### WHAT TO WORK ON
Which lines hold the string "number"? Copy every one of them.

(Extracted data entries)
┄┄┄┄┄┄

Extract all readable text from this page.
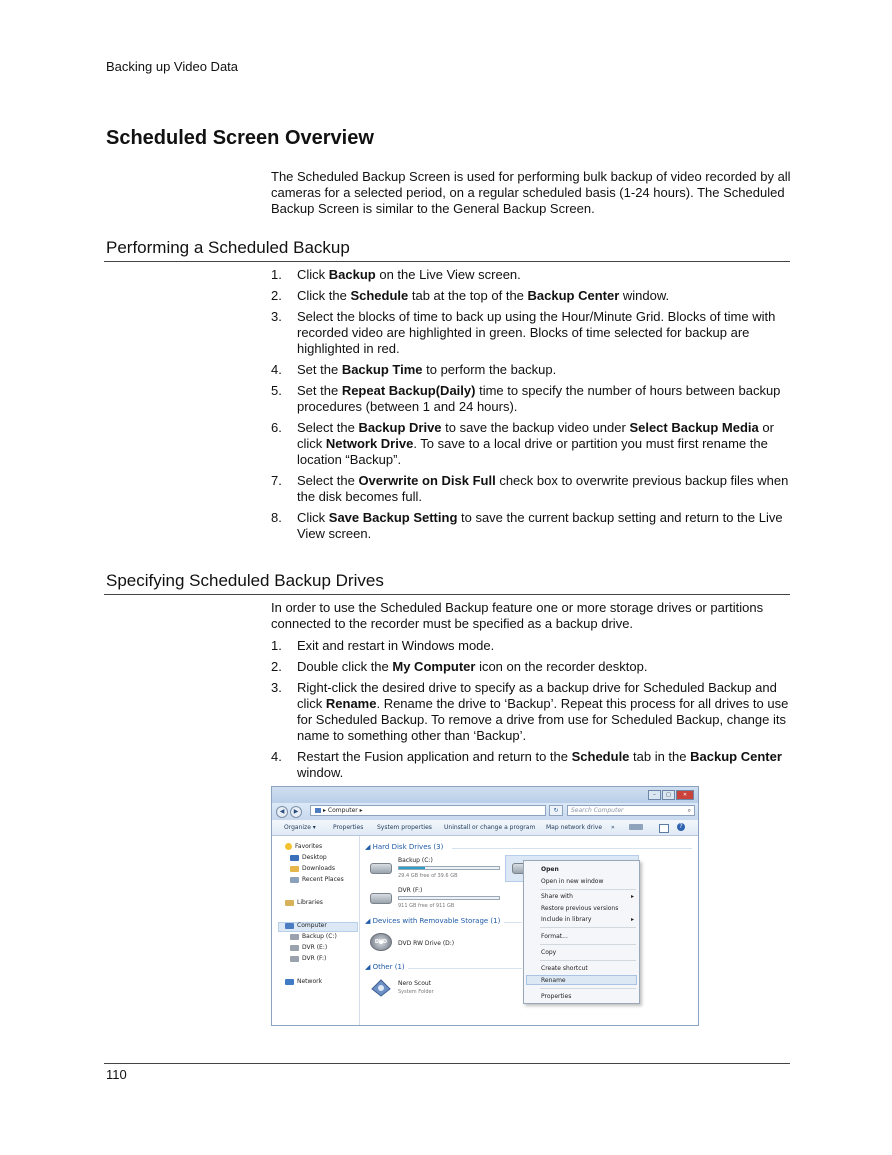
Backing up Video Data
Scheduled Screen Overview

The Scheduled Backup Screen is used for performing bulk backup of video recorded by all cameras for a selected period, on a regular scheduled basis (1-24 hours). The Scheduled Backup Screen is similar to the General Backup Screen.

Performing a Scheduled Backup
1. Click Backup on the Live View screen.
2. Click the Schedule tab at the top of the Backup Center window.
3. Select the blocks of time to back up using the Hour/Minute Grid. Blocks of time with recorded video are highlighted in green. Blocks of time selected for backup are highlighted in red.
4. Set the Backup Time to perform the backup.
5. Set the Repeat Backup(Daily) time to specify the number of hours between backup procedures (between 1 and 24 hours).
6. Select the Backup Drive to save the backup video under Select Backup Media or click Network Drive. To save to a local drive or partition you must first rename the location “Backup”.
7. Select the Overwrite on Disk Full check box to overwrite previous backup files when the disk becomes full.
8. Click Save Backup Setting to save the current backup setting and return to the Live View screen.
Specifying Scheduled Backup Drives

In order to use the Scheduled Backup feature one or more storage drives or partitions connected to the recorder must be specified as a backup drive.

1. Exit and restart in Windows mode.
2. Double click the My Computer icon on the recorder desktop.
3. Right-click the desired drive to specify as a backup drive for Scheduled Backup and click Rename. Rename the drive to ‘Backup’. Repeat this process for all drives to use for Scheduled Backup. To remove a drive from use for Scheduled Backup, change its name to something other than ‘Backup’.
4. Restart the Fusion application and return to the Schedule tab in the Backup Center window.
–	□	✕
◀	▶	▸ Computer ▸	↻	Search Computer	⌕
Organize ▾	Properties System properties Uninstall or change a program Map network drive »	?
Favorites
Desktop
Downloads
Recent Places
Libraries
Computer
Backup (C:)
DVR (E:)
DVR (F:)
Network
◢ Hard Disk Drives (3)
Backup (C:)
29.4 GB free of 39.6 GB
DVR (F:)
911 GB free of 911 GB
◢ Devices with Removable Storage (1)
DVD	DVD RW Drive (D:)
◢ Other (1)
Nero Scout
System Folder
Open
Open in new window
Share with	▸
Restore previous versions
Include in library	▸
Format...
Copy
Create shortcut
Rename
Properties
110
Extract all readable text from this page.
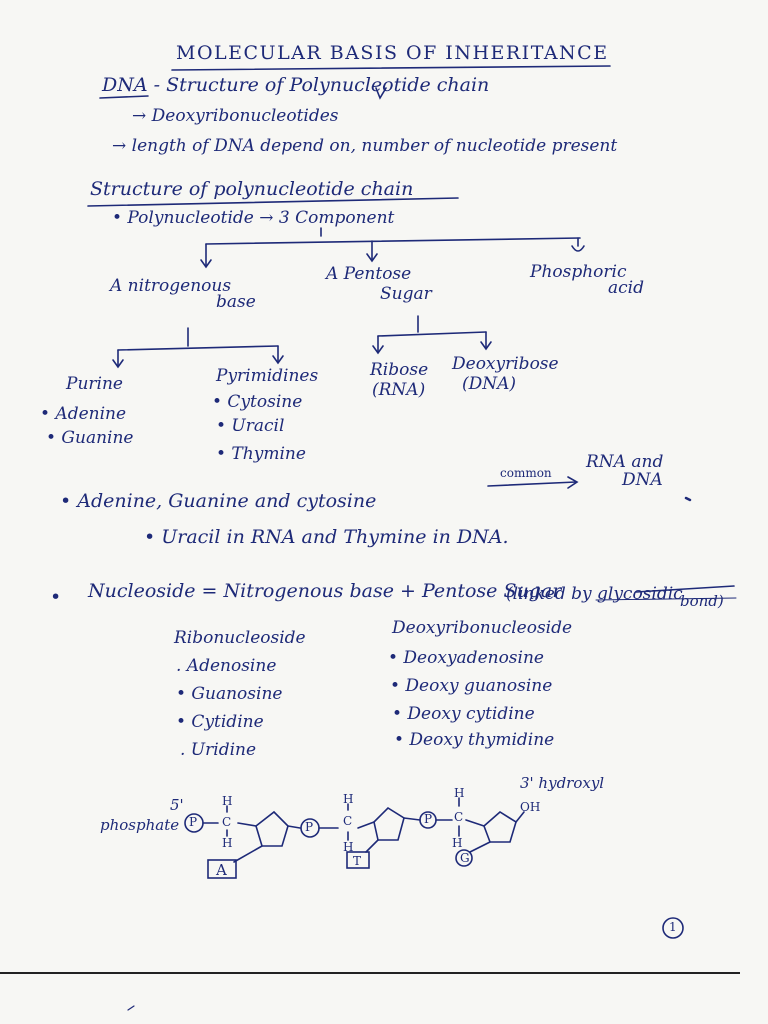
MOLECULAR BASIS OF INHERITANCE
DNA - Structure of Polynucleotide chain
→ Deoxyribonucleotides
→ length of DNA depend on, number of nucleotide present
Structure of polynucleotide chain
• Polynucleotide → 3 Component
A nitrogenous
base
A Pentose
Sugar
Phosphoric
acid
Purine
• Adenine
• Guanine
Pyrimidines
• Cytosine
• Uracil
• Thymine
Ribose
(RNA)
Deoxyribose
(DNA)
• Adenine, Guanine and cytosine
common
RNA and
DNA
• Uracil in RNA and Thymine in DNA.
• Nucleoside = Nitrogenous base + Pentose Sugar
(linked by glycosidic
bond)
Ribonucleoside
. Adenosine
• Guanosine
• Cytidine
. Uridine
Deoxyribonucleoside
• Deoxyadenosine
• Deoxy guanosine
• Deoxy cytidine
• Deoxy thymidine
5'
phosphate P	P
P
H
C
H
H
C
H
H
C
H
3' hydroxyl
OH
A	T	G
1
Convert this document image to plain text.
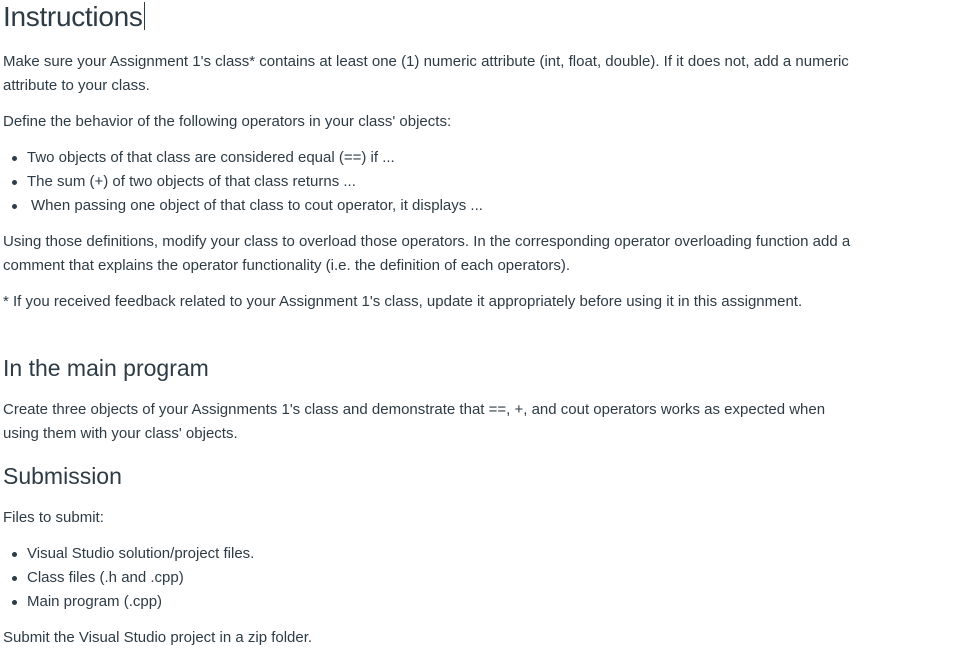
Instructions

Make sure your Assignment 1's class* contains at least one (1) numeric attribute (int, float, double). If it does not, add a numeric attribute to your class.

Define the behavior of the following operators in your class' objects:

Two objects of that class are considered equal (==) if ...
The sum (+) of two objects of that class returns ...
When passing one object of that class to cout operator, it displays ...

Using those definitions, modify your class to overload those operators. In the corresponding operator overloading function add a comment that explains the operator functionality (i.e. the definition of each operators).

* If you received feedback related to your Assignment 1's class, update it appropriately before using it in this assignment.

In the main program

Create three objects of your Assignments 1's class and demonstrate that ==, +, and cout operators works as expected when using them with your class' objects.

Submission

Files to submit:

Visual Studio solution/project files.
Class files (.h and .cpp)
Main program (.cpp)

Submit the Visual Studio project in a zip folder.
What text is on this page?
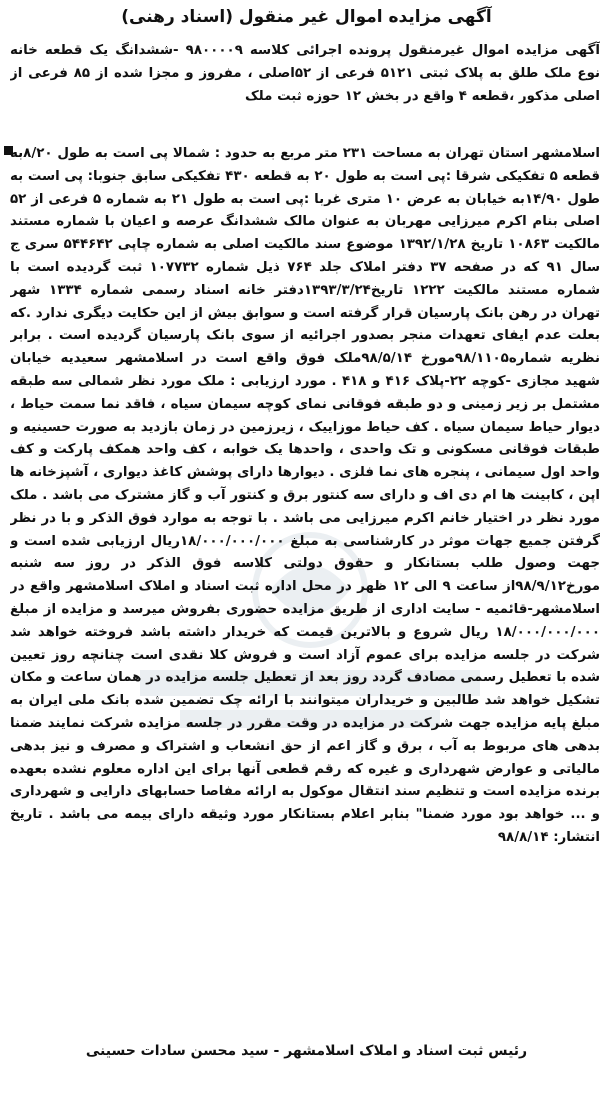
آگهی مزایده اموال غیر منقول (اسناد رهنی)
آگهی مزایده اموال غیرمنقول پرونده اجرائی کلاسه ۹۸۰۰۰۰۹ -ششدانگ یک قطعه خانه نوع ملک طلق به پلاک ثبتی ۵۱۲۱ فرعی از ۵۲اصلی ، مفروز و مجزا شده از ۸۵ فرعی از اصلی مذکور ،قطعه ۴ واقع در بخش ۱۲ حوزه ثبت ملک
اسلامشهر استان تهران به مساحت ۲۳۱ متر مربع به حدود : شمالا پی است به طول ۸/۲۰به قطعه ۵ تفکیکی شرقا :پی است به طول ۲۰ به قطعه ۴۳۰ تفکیکی سابق جنوبا: پی است به طول ۱۴/۹۰به خیابان به عرض ۱۰ متری غربا :پی است به طول ۲۱ به شماره ۵ فرعی از ۵۲ اصلی بنام اکرم میرزایی مهربان به عنوان مالک ششدانگ عرصه و اعیان با شماره مستند مالکیت ۱۰۸۶۳ تاریخ ۱۳۹۲/۱/۲۸ موضوع سند مالکیت اصلی به شماره چاپی ۵۴۴۶۴۲ سری ج سال ۹۱ که در صفحه ۳۷ دفتر املاک جلد ۷۶۴ ذیل شماره ۱۰۷۷۳۲ ثبت گردیده است با شماره مستند مالکیت ۱۲۲۲ تاریخ۱۳۹۳/۳/۲۴دفتر خانه اسناد رسمی شماره ۱۳۳۴ شهر تهران در رهن بانک پارسیان قرار گرفته است و سوابق بیش از این حکایت دیگری ندارد .که بعلت عدم ایفای تعهدات منجر بصدور اجرائیه از سوی بانک پارسیان گردیده است . برابر نظریه شماره۹۸/۱۱۰۵مورخ ۹۸/۵/۱۴ملک فوق واقع است در اسلامشهر سعیدیه خیابان شهید مجازی -کوچه ۲۲-پلاک ۴۱۶ و ۴۱۸ . مورد ارزیابی : ملک مورد نظر شمالی سه طبقه مشتمل بر زیر زمینی و دو طبقه فوقانی نمای کوچه سیمان سیاه ، فاقد نما سمت حیاط ، دیوار حیاط سیمان سیاه . کف حیاط موزاییک ، زیرزمین در زمان بازدید به صورت حسینیه و طبقات فوقانی مسکونی و تک واحدی ، واحدها یک خوابه ، کف واحد همکف پارکت و کف واحد اول سیمانی ، پنجره های نما فلزی . دیوارها دارای پوشش کاغذ دیواری ، آشپزخانه ها اپن ، کابینت ها ام دی اف و دارای سه کنتور برق و کنتور آب و گاز مشترک می باشد . ملک مورد نظر در اختیار خانم اکرم میرزایی می باشد . با توجه به موارد فوق الذکر و با در نظر گرفتن جمیع جهات موثر در کارشناسی به مبلغ ۱۸/۰۰۰/۰۰۰/۰۰۰ریال ارزیابی شده است و جهت وصول طلب بستانکار و حقوق دولتی کلاسه فوق الذکر در روز سه شنبه مورخ۹۸/۹/۱۲از ساعت ۹ الی ۱۲ ظهر در محل اداره ثبت اسناد و املاک اسلامشهر واقع در اسلامشهر-قائمیه - سایت اداری از طریق مزایده حضوری بفروش میرسد و مزایده از مبلغ ۱۸/۰۰۰/۰۰۰/۰۰۰ ریال شروع و بالاترین قیمت که خریدار داشته باشد فروخته خواهد شد شرکت در جلسه مزایده برای عموم آزاد است و فروش کلا نقدی است چنانچه روز تعیین شده با تعطیل رسمی مصادف گردد روز بعد از تعطیل جلسه مزایده در همان ساعت و مکان تشکیل خواهد شد طالبین و خریداران میتوانند با ارائه چک تضمین شده بانک ملی ایران به مبلغ پایه مزایده جهت شرکت در مزایده در وقت مقرر در جلسه مزایده شرکت نمایند ضمنا بدهی های مربوط به آب ، برق و گاز اعم از حق انشعاب و اشتراک و مصرف و نیز بدهی مالیاتی و عوارض شهرداری و غیره که رقم قطعی آنها برای این اداره معلوم نشده بعهده برنده مزایده است و تنظیم سند انتقال موکول به ارائه مفاصا حسابهای دارایی و شهرداری و ... خواهد بود مورد ضمنا" بنابر اعلام بستانکار مورد وثیقه دارای بیمه می باشد . تاریخ انتشار: ۹۸/۸/۱۴
رئیس ثبت اسناد و املاک اسلامشهر - سید محسن سادات حسینی
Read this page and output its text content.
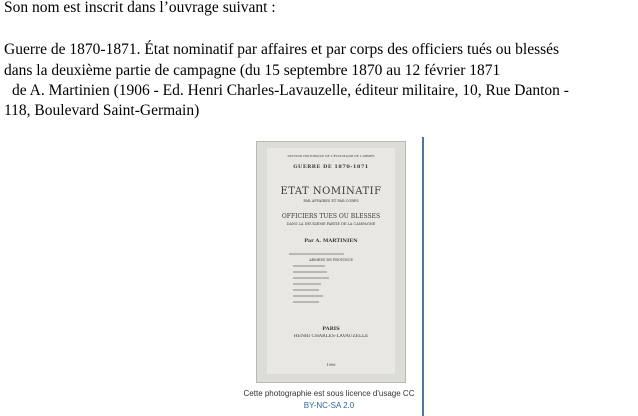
Son nom est inscrit dans l’ouvrage suivant :
Guerre de 1870-1871. État nominatif par affaires et par corps des officiers tués ou blessés
dans la deuxième partie de campagne (du 15 septembre 1870 au 12 février 1871
de A. Martinien (1906 - Ed. Henri Charles-Lavauzelle, éditeur militaire, 10, Rue Danton -
118, Boulevard Saint-Germain)
SECTION HISTORIQUE DE L'ÉTAT-MAJOR DE L'ARMÉE
GUERRE DE 1870-1871
ÉTAT NOMINATIF
PAR AFFAIRES ET PAR CORPS
OFFICIERS TUÉS OU BLESSÉS
DANS LA DEUXIÈME PARTIE DE LA CAMPAGNE
Par A. MARTINIEN
ARMÉES DE PROVINCE
PARIS
HENRI CHARLES-LAVAUZELLE
1906
Cette photographie est sous licence d'usage CC
BY-NC-SA 2.0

┄┄┄┄┄┄

### EXERCISE SOLUTION
5. Set the Repeat Backup(Daily) time to specify the number of hours between backup procedures (between 1 and 24 hours).
→ length of DNA depend on, number of nucleotide present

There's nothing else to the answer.